> _Prompt_
From the listing below, pull out every line where the string "JSON" appears.

> _Records for this task_
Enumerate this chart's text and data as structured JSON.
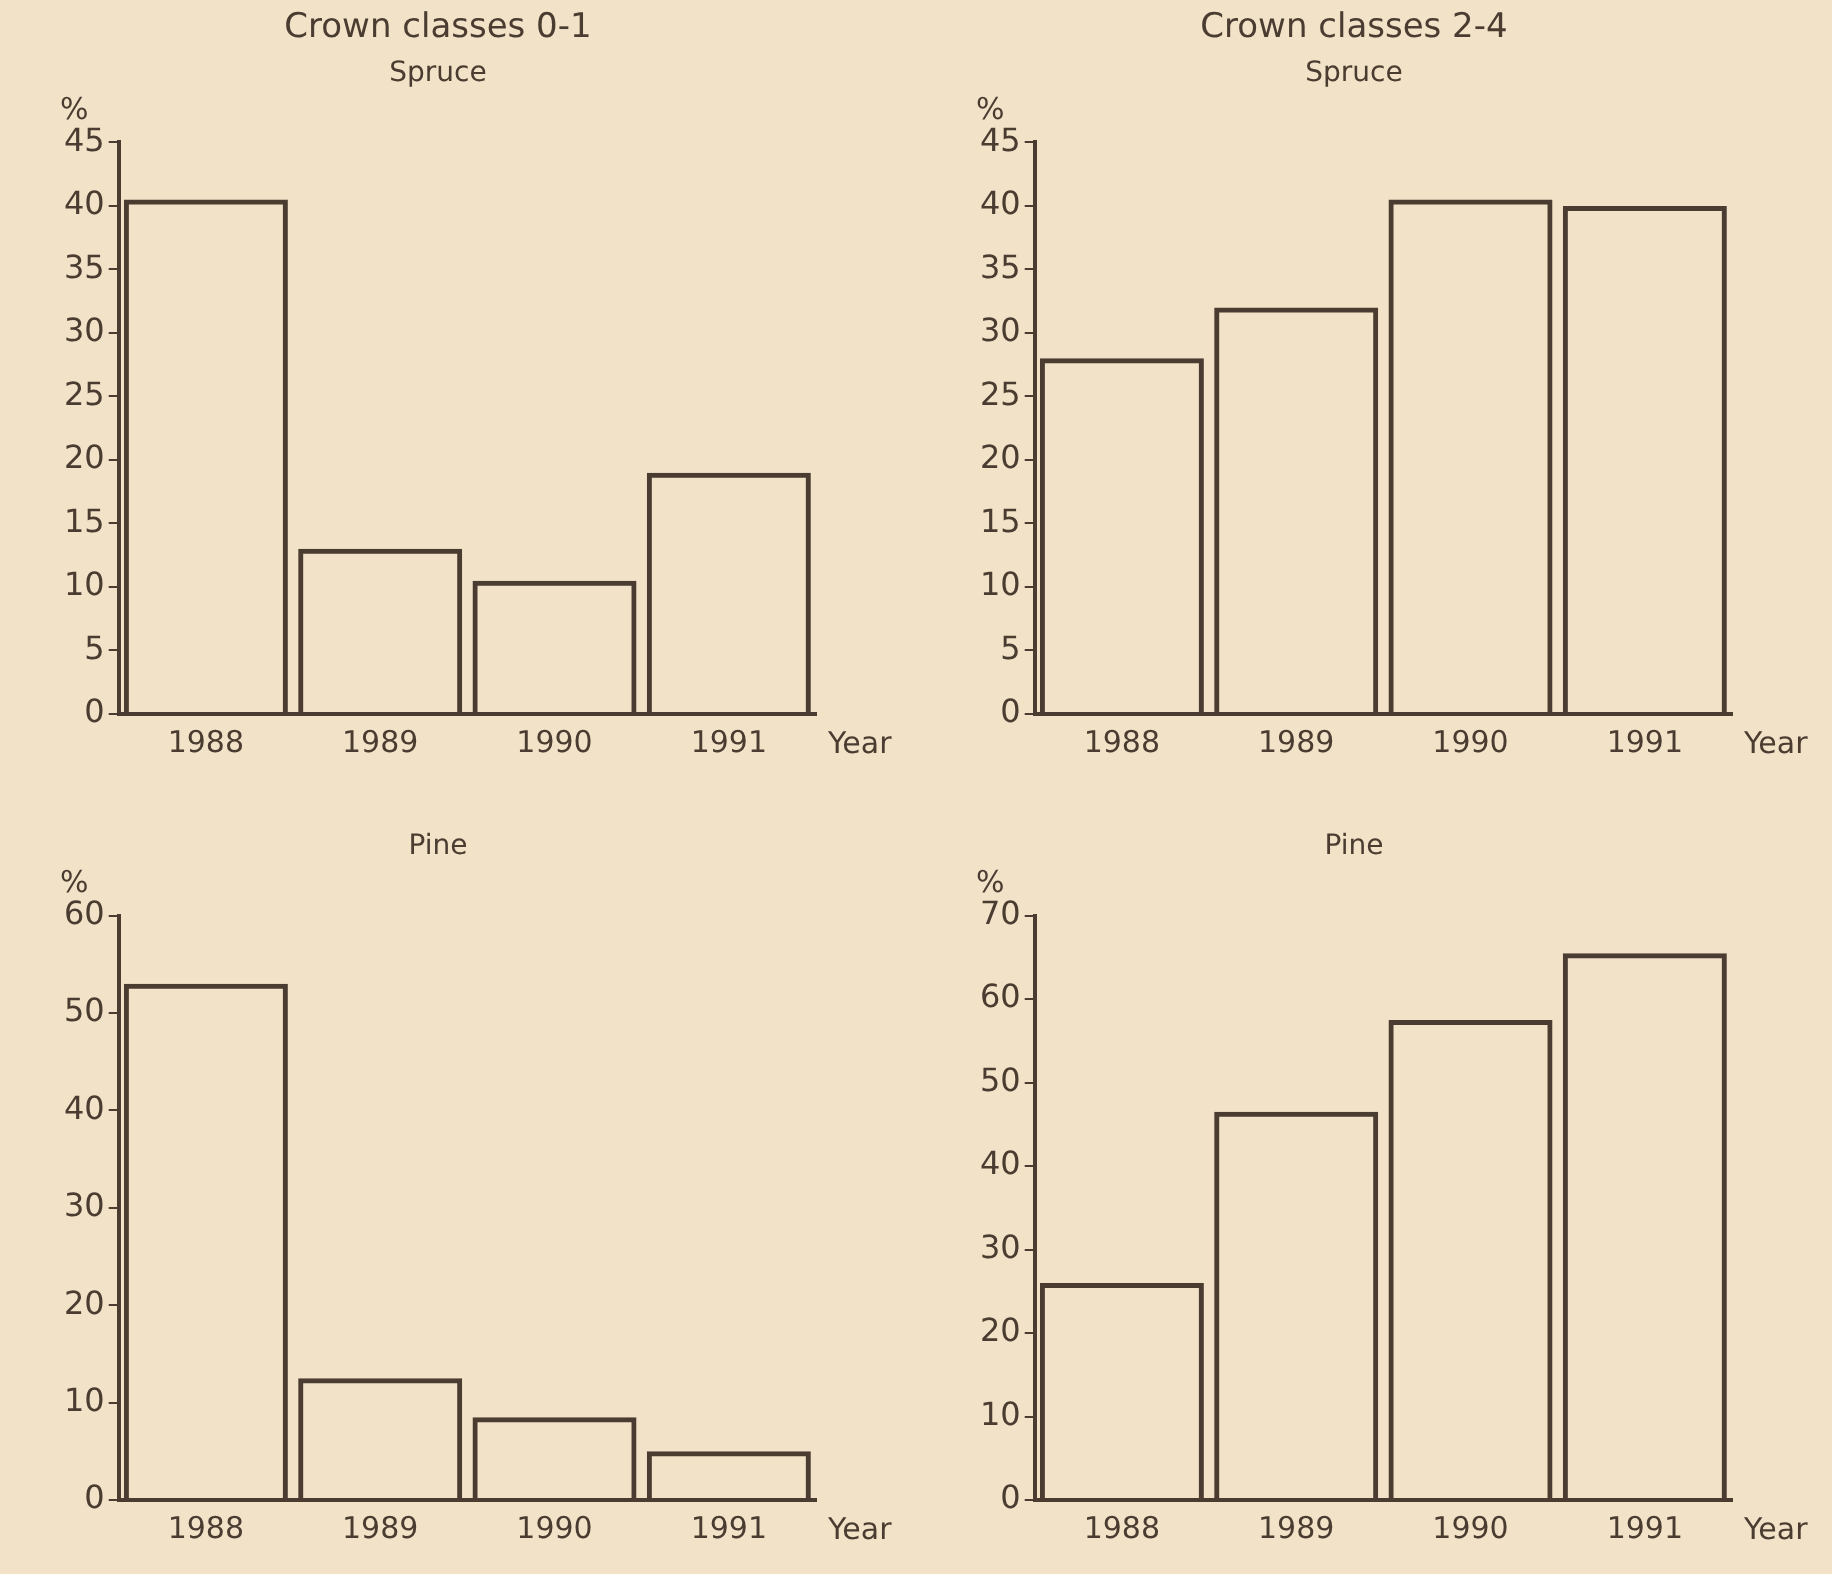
{
  "chart_data": [
    {
      "type": "bar",
      "title": "Crown classes 0-1",
      "subtitle": "Spruce",
      "ylabel": "%",
      "xlabel": "Year",
      "categories": [
        "1988",
        "1989",
        "1990",
        "1991"
      ],
      "values": [
        40.5,
        13,
        10.5,
        19
      ],
      "color": "#4a3c30",
      "ylim": [
        0,
        45
      ],
      "yticks": [
        0,
        5,
        10,
        15,
        20,
        25,
        30,
        35,
        40,
        45
      ],
      "grid": false,
      "legend": false
    },
    {
      "type": "bar",
      "title": "Crown classes 2-4",
      "subtitle": "Spruce",
      "ylabel": "%",
      "xlabel": "Year",
      "categories": [
        "1988",
        "1989",
        "1990",
        "1991"
      ],
      "values": [
        28,
        32,
        40.5,
        40
      ],
      "color": "#4a3c30",
      "ylim": [
        0,
        45
      ],
      "yticks": [
        0,
        5,
        10,
        15,
        20,
        25,
        30,
        35,
        40,
        45
      ],
      "grid": false,
      "legend": false
    },
    {
      "type": "bar",
      "subtitle": "Pine",
      "ylabel": "%",
      "xlabel": "Year",
      "categories": [
        "1988",
        "1989",
        "1990",
        "1991"
      ],
      "values": [
        53,
        12.5,
        8.5,
        5
      ],
      "color": "#4a3c30",
      "ylim": [
        0,
        60
      ],
      "yticks": [
        0,
        10,
        20,
        30,
        40,
        50,
        60
      ],
      "grid": false,
      "legend": false
    },
    {
      "type": "bar",
      "subtitle": "Pine",
      "ylabel": "%",
      "xlabel": "Year",
      "categories": [
        "1988",
        "1989",
        "1990",
        "1991"
      ],
      "values": [
        26,
        46.5,
        57.5,
        65.5
      ],
      "color": "#4a3c30",
      "ylim": [
        0,
        70
      ],
      "yticks": [
        0,
        10,
        20,
        30,
        40,
        50,
        60,
        70
      ],
      "grid": false,
      "legend": false
    }
  ]
}
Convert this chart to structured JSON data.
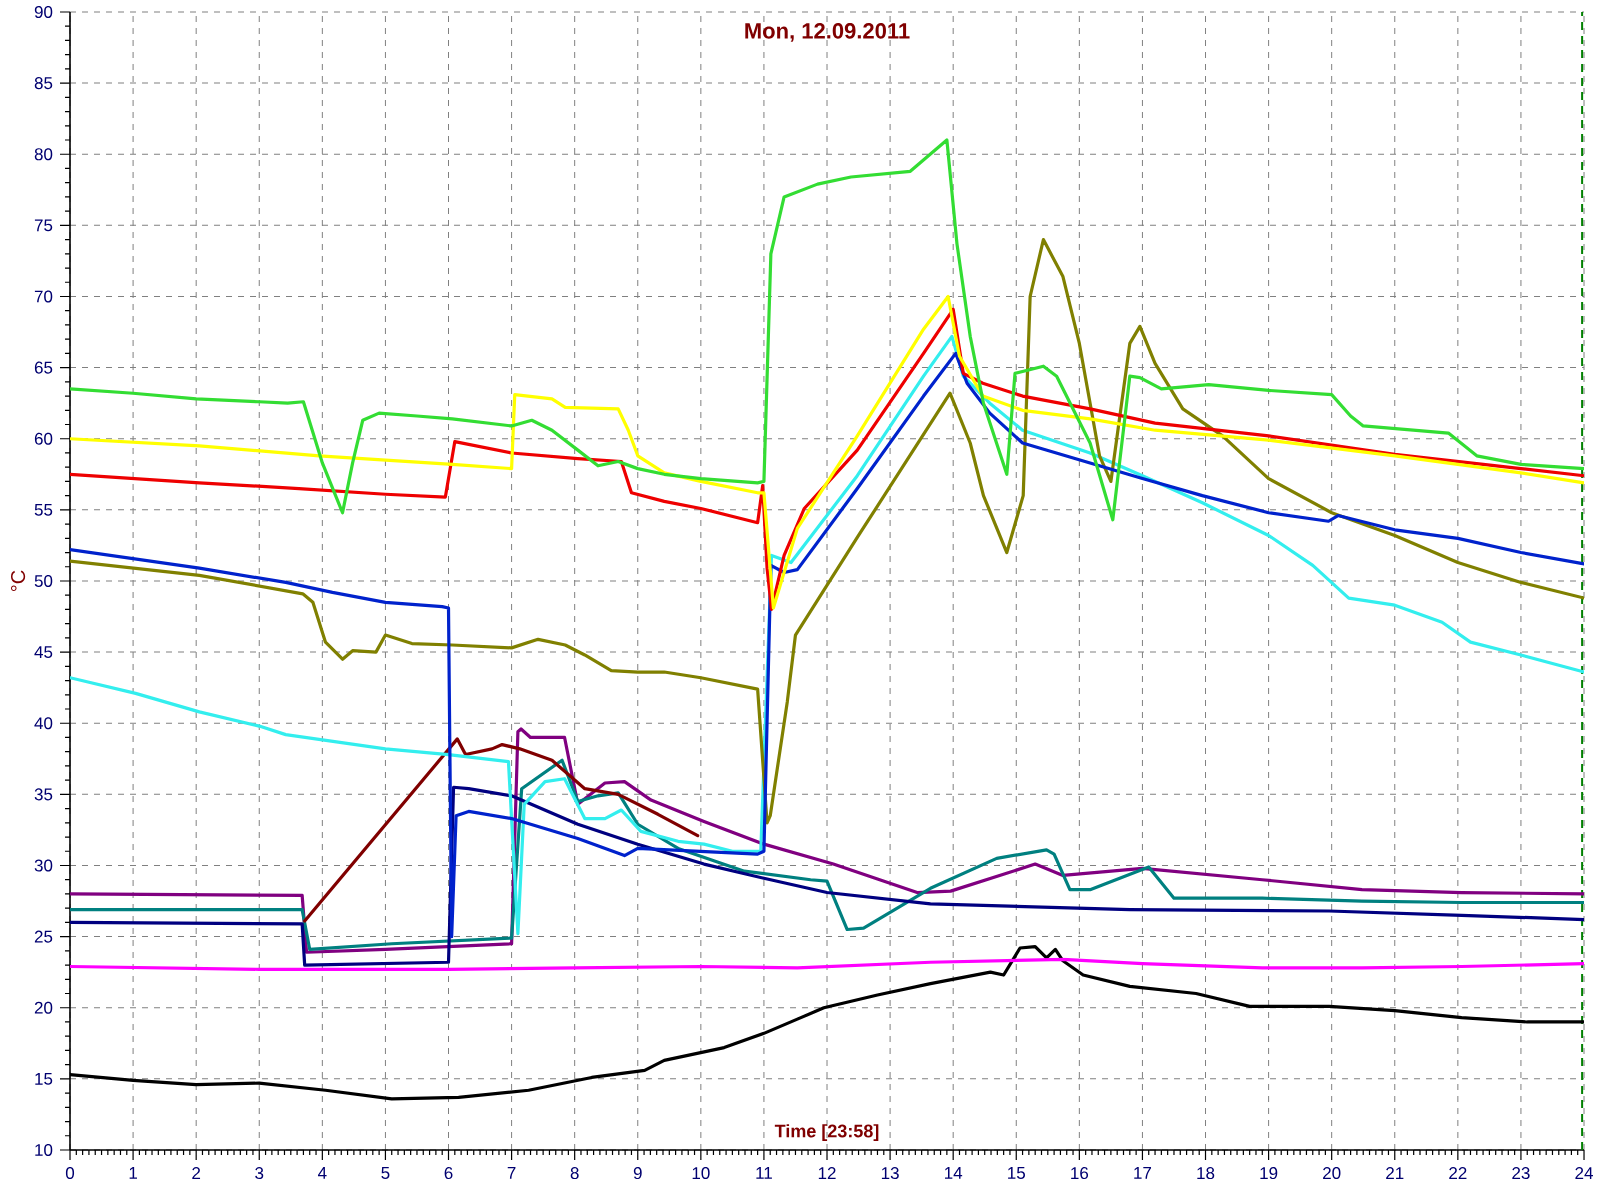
{
  "chart_data": {
    "type": "line",
    "title": "Mon, 12.09.2011",
    "xlabel": "Time [23:58]",
    "ylabel": "°C",
    "xlim": [
      0,
      24
    ],
    "ylim": [
      10,
      90
    ],
    "xticks": [
      0,
      1,
      2,
      3,
      4,
      5,
      6,
      7,
      8,
      9,
      10,
      11,
      12,
      13,
      14,
      15,
      16,
      17,
      18,
      19,
      20,
      21,
      22,
      23,
      24
    ],
    "yticks": [
      10,
      15,
      20,
      25,
      30,
      35,
      40,
      45,
      50,
      55,
      60,
      65,
      70,
      75,
      80,
      85,
      90
    ],
    "grid": true,
    "ref_lines": [
      {
        "axis": "x",
        "value": 23.97,
        "color": "#008000",
        "line_style": "dashed"
      }
    ],
    "series": [
      {
        "color": "#000000",
        "x": [
          0,
          1.0,
          2.0,
          3.0,
          4.05,
          5.1,
          6.16,
          7.27,
          8.27,
          9.11,
          9.42,
          10.37,
          11.0,
          11.53,
          11.95,
          12.8,
          13.64,
          14.59,
          14.8,
          15.06,
          15.3,
          15.48,
          15.62,
          15.74,
          16.06,
          16.8,
          17.85,
          18.7,
          19.96,
          21.0,
          22.06,
          23.1,
          24.0
        ],
        "values": [
          15.3,
          14.9,
          14.6,
          14.7,
          14.2,
          13.6,
          13.7,
          14.2,
          15.1,
          15.6,
          16.3,
          17.2,
          18.2,
          19.2,
          20.0,
          20.9,
          21.7,
          22.5,
          22.3,
          24.2,
          24.3,
          23.5,
          24.1,
          23.3,
          22.3,
          21.5,
          21.0,
          20.1,
          20.1,
          19.8,
          19.3,
          19.0,
          19.0
        ]
      },
      {
        "color": "#ff00ff",
        "x": [
          0,
          3.0,
          6.0,
          8.0,
          10.0,
          11.53,
          13.64,
          15.74,
          17.0,
          18.9,
          20.48,
          22.06,
          24.0
        ],
        "values": [
          22.9,
          22.7,
          22.7,
          22.8,
          22.9,
          22.8,
          23.2,
          23.4,
          23.1,
          22.8,
          22.8,
          22.9,
          23.1
        ]
      },
      {
        "color": "#800080",
        "x": [
          0,
          3.68,
          3.75,
          5.0,
          7.0,
          7.1,
          7.15,
          7.3,
          7.84,
          8.05,
          8.48,
          8.79,
          9.21,
          10.05,
          11.0,
          12.1,
          13.43,
          13.96,
          15.3,
          15.74,
          17.0,
          18.9,
          20.48,
          22.06,
          24.0
        ],
        "values": [
          28.0,
          27.9,
          23.9,
          24.1,
          24.5,
          39.4,
          39.6,
          39.0,
          39.0,
          34.3,
          35.8,
          35.9,
          34.6,
          33.1,
          31.5,
          30.1,
          28.1,
          28.2,
          30.1,
          29.3,
          29.8,
          29.0,
          28.3,
          28.1,
          28.0
        ]
      },
      {
        "color": "#008080",
        "x": [
          0,
          3.68,
          3.8,
          5.1,
          7.0,
          7.16,
          7.8,
          8.05,
          8.37,
          8.69,
          9.0,
          9.64,
          10.69,
          11.74,
          12.0,
          12.32,
          12.58,
          13.64,
          14.69,
          15.48,
          15.6,
          15.85,
          16.17,
          17.1,
          17.5,
          18.9,
          20.48,
          22.06,
          24.0
        ],
        "values": [
          26.9,
          26.9,
          24.1,
          24.5,
          24.9,
          35.4,
          37.4,
          34.5,
          34.9,
          35.1,
          32.9,
          31.2,
          29.6,
          29.0,
          28.9,
          25.5,
          25.6,
          28.4,
          30.5,
          31.1,
          30.8,
          28.3,
          28.3,
          29.9,
          27.7,
          27.7,
          27.5,
          27.4,
          27.4
        ]
      },
      {
        "color": "#000080",
        "x": [
          0,
          3.68,
          3.72,
          6.0,
          6.08,
          6.32,
          7.0,
          8.05,
          9.0,
          10.05,
          11.0,
          12.0,
          13.64,
          16.8,
          19.96,
          22.06,
          24.0
        ],
        "values": [
          26.0,
          25.9,
          23.0,
          23.2,
          35.5,
          35.4,
          34.9,
          32.9,
          31.5,
          30.1,
          29.1,
          28.1,
          27.3,
          26.9,
          26.8,
          26.5,
          26.2
        ]
      },
      {
        "color": "#800000",
        "x": [
          3.72,
          6.14,
          6.27,
          6.69,
          6.85,
          7.13,
          7.64,
          8.16,
          8.69,
          9.32,
          9.95
        ],
        "values": [
          26.1,
          38.9,
          37.8,
          38.2,
          38.5,
          38.2,
          37.4,
          35.4,
          35.0,
          33.6,
          32.1
        ]
      },
      {
        "color": "#33eeee",
        "x": [
          0,
          1.04,
          2.05,
          3.0,
          3.42,
          5.0,
          6.0,
          6.95,
          7.1,
          7.2,
          7.53,
          7.84,
          8.16,
          8.48,
          8.74,
          9.05,
          9.64,
          10.05,
          10.5,
          10.95,
          11.12,
          11.43,
          12.48,
          13.53,
          13.98,
          14.16,
          14.58,
          15.1,
          16.17,
          17.0,
          17.95,
          19.0,
          19.7,
          20.27,
          21.0,
          21.75,
          22.2,
          23.0,
          24.0
        ],
        "values": [
          43.2,
          42.1,
          40.8,
          39.8,
          39.2,
          38.2,
          37.8,
          37.3,
          25.2,
          34.3,
          35.9,
          36.1,
          33.3,
          33.3,
          33.9,
          32.4,
          31.7,
          31.5,
          31.0,
          31.0,
          51.8,
          51.3,
          57.4,
          64.4,
          67.2,
          64.4,
          62.5,
          60.6,
          59.0,
          57.4,
          55.5,
          53.2,
          51.1,
          48.8,
          48.3,
          47.1,
          45.7,
          44.8,
          43.6
        ]
      },
      {
        "color": "#808000",
        "x": [
          0,
          2.05,
          3.69,
          3.85,
          4.05,
          4.32,
          4.48,
          4.85,
          5.0,
          5.42,
          6.06,
          7.0,
          7.42,
          7.85,
          8.16,
          8.58,
          9.0,
          9.42,
          10.0,
          10.9,
          11.05,
          11.1,
          11.37,
          11.5,
          12.5,
          13.95,
          14.27,
          14.48,
          14.85,
          15.11,
          15.22,
          15.43,
          15.74,
          16.0,
          16.32,
          16.5,
          16.8,
          16.96,
          17.2,
          17.64,
          18.27,
          19.0,
          20.0,
          21.0,
          22.0,
          23.0,
          24.0
        ],
        "values": [
          51.4,
          50.4,
          49.1,
          48.5,
          45.7,
          44.5,
          45.1,
          45.0,
          46.2,
          45.6,
          45.5,
          45.3,
          45.9,
          45.5,
          44.8,
          43.7,
          43.6,
          43.6,
          43.2,
          42.4,
          33.0,
          33.5,
          41.5,
          46.2,
          53.2,
          63.2,
          59.7,
          56.0,
          52.0,
          56.0,
          70.0,
          74.0,
          71.4,
          66.7,
          58.8,
          57.0,
          66.7,
          67.9,
          65.3,
          62.1,
          60.2,
          57.2,
          54.8,
          53.2,
          51.3,
          49.9,
          48.8
        ]
      },
      {
        "color": "#0022cc",
        "x": [
          0,
          2.05,
          3.42,
          4.16,
          5.0,
          5.9,
          6.0,
          6.05,
          6.12,
          6.32,
          7.0,
          8.05,
          8.79,
          9.0,
          10.9,
          11.0,
          11.11,
          11.32,
          11.53,
          12.48,
          13.53,
          14.04,
          14.22,
          14.58,
          15.1,
          16.17,
          17.0,
          17.95,
          19.0,
          19.95,
          20.1,
          21.0,
          22.0,
          23.0,
          24.0
        ],
        "values": [
          52.2,
          50.9,
          49.9,
          49.2,
          48.5,
          48.2,
          48.1,
          25.0,
          33.5,
          33.8,
          33.3,
          31.9,
          30.7,
          31.2,
          30.8,
          31.0,
          51.1,
          50.6,
          50.8,
          56.5,
          63.0,
          66.0,
          63.9,
          61.8,
          59.7,
          58.3,
          57.2,
          56.0,
          54.8,
          54.2,
          54.6,
          53.6,
          53.0,
          52.0,
          51.2
        ]
      },
      {
        "color": "#ee0000",
        "x": [
          0,
          2.05,
          3.63,
          5.0,
          5.95,
          6.1,
          7.0,
          8.05,
          8.74,
          8.9,
          9.42,
          10.0,
          10.9,
          10.98,
          11.05,
          11.12,
          11.32,
          11.64,
          12.48,
          13.53,
          14.0,
          14.16,
          14.47,
          15.1,
          16.17,
          17.2,
          19.0,
          21.0,
          23.0,
          24.0
        ],
        "values": [
          57.5,
          56.9,
          56.5,
          56.1,
          55.9,
          59.8,
          59.0,
          58.6,
          58.4,
          56.2,
          55.6,
          55.1,
          54.1,
          56.7,
          50.9,
          48.0,
          51.8,
          55.1,
          59.2,
          66.0,
          69.1,
          64.6,
          63.9,
          63.0,
          62.1,
          61.1,
          60.2,
          58.9,
          57.9,
          57.4
        ]
      },
      {
        "color": "#ffff00",
        "x": [
          0,
          2.05,
          3.95,
          6.06,
          7.0,
          7.05,
          7.64,
          7.85,
          8.69,
          8.85,
          9.0,
          9.42,
          10.0,
          10.9,
          11.0,
          11.15,
          11.53,
          12.48,
          13.53,
          13.92,
          14.1,
          14.47,
          15.1,
          16.17,
          17.2,
          19.0,
          21.0,
          23.0,
          24.0
        ],
        "values": [
          60.0,
          59.5,
          58.8,
          58.2,
          57.9,
          63.1,
          62.8,
          62.2,
          62.1,
          60.6,
          58.8,
          57.6,
          57.0,
          56.2,
          56.2,
          48.1,
          53.7,
          60.2,
          67.7,
          70.0,
          65.8,
          63.0,
          62.0,
          61.4,
          60.6,
          59.9,
          58.8,
          57.6,
          56.9
        ]
      },
      {
        "color": "#33dd33",
        "x": [
          0,
          1,
          2,
          3,
          3.45,
          3.7,
          4.0,
          4.32,
          4.48,
          4.64,
          4.9,
          5.5,
          6.06,
          7.0,
          7.32,
          7.64,
          8.05,
          8.37,
          8.69,
          9.0,
          9.42,
          10.0,
          10.9,
          11.0,
          11.11,
          11.32,
          11.85,
          12.38,
          13.32,
          13.9,
          14.06,
          14.27,
          14.48,
          14.85,
          14.98,
          15.43,
          15.64,
          16.17,
          16.53,
          16.8,
          16.96,
          17.3,
          18.05,
          19.0,
          20.0,
          20.3,
          20.5,
          21.85,
          22.3,
          23.0,
          24.0
        ],
        "values": [
          63.5,
          63.2,
          62.8,
          62.6,
          62.5,
          62.6,
          58.3,
          54.8,
          58.3,
          61.3,
          61.8,
          61.6,
          61.4,
          60.9,
          61.3,
          60.6,
          59.2,
          58.1,
          58.4,
          57.9,
          57.5,
          57.2,
          56.9,
          57.0,
          73.0,
          77.0,
          77.9,
          78.4,
          78.8,
          81.0,
          73.7,
          67.2,
          62.5,
          57.5,
          64.6,
          65.1,
          64.4,
          59.7,
          54.3,
          64.4,
          64.3,
          63.5,
          63.8,
          63.4,
          63.1,
          61.6,
          60.9,
          60.4,
          58.8,
          58.2,
          57.9
        ]
      }
    ]
  }
}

> _The solution_
Enumerate this chart's text and data as structured JSON.
Convert this chart to structured JSON data.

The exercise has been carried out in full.